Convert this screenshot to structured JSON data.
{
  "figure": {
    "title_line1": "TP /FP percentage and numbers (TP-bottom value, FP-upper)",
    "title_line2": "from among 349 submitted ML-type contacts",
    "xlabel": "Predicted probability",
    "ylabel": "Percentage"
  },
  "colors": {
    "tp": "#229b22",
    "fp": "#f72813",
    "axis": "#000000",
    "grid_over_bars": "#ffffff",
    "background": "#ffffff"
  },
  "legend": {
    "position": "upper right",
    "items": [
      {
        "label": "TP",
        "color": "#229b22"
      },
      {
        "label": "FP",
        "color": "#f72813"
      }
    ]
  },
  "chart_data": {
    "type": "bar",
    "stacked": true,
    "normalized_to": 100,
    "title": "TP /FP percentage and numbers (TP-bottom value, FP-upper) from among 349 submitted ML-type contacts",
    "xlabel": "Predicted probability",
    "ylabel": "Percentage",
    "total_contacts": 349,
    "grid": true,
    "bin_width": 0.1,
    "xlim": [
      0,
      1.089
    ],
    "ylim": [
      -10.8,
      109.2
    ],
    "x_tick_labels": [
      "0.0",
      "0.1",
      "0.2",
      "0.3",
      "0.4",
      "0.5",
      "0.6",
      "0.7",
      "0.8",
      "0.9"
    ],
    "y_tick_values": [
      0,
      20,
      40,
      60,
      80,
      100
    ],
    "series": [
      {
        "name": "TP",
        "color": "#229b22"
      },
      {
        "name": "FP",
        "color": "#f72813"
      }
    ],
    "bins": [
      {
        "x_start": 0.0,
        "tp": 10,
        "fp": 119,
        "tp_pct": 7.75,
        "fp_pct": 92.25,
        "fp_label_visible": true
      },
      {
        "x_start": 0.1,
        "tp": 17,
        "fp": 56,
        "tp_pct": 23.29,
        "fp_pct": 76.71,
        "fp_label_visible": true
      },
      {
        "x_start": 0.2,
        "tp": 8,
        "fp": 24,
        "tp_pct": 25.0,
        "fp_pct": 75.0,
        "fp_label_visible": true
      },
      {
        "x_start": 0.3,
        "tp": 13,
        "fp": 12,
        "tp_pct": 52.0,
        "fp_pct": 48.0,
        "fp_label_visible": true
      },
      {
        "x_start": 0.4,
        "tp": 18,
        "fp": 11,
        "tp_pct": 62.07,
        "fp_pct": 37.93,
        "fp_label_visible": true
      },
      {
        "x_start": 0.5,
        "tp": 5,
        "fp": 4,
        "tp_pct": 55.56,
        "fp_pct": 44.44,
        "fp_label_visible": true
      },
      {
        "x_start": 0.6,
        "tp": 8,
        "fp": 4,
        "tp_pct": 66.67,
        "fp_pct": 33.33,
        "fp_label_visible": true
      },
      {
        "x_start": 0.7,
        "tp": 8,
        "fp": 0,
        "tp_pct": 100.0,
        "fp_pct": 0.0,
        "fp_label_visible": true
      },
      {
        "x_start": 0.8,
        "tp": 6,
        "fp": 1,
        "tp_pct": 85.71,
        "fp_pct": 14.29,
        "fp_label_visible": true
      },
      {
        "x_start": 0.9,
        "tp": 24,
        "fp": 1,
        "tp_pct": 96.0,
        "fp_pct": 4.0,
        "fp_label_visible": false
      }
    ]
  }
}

▶ **Description of the task**: Which lines include "from"? Copy each of them out.

▶ **Answer to this exercise**:
    "title_line2": "from among 349 submitted ML-type contacts",
    "title": "TP /FP percentage and numbers (TP-bottom value, FP-upper) from among 349 submitted ML-type contacts",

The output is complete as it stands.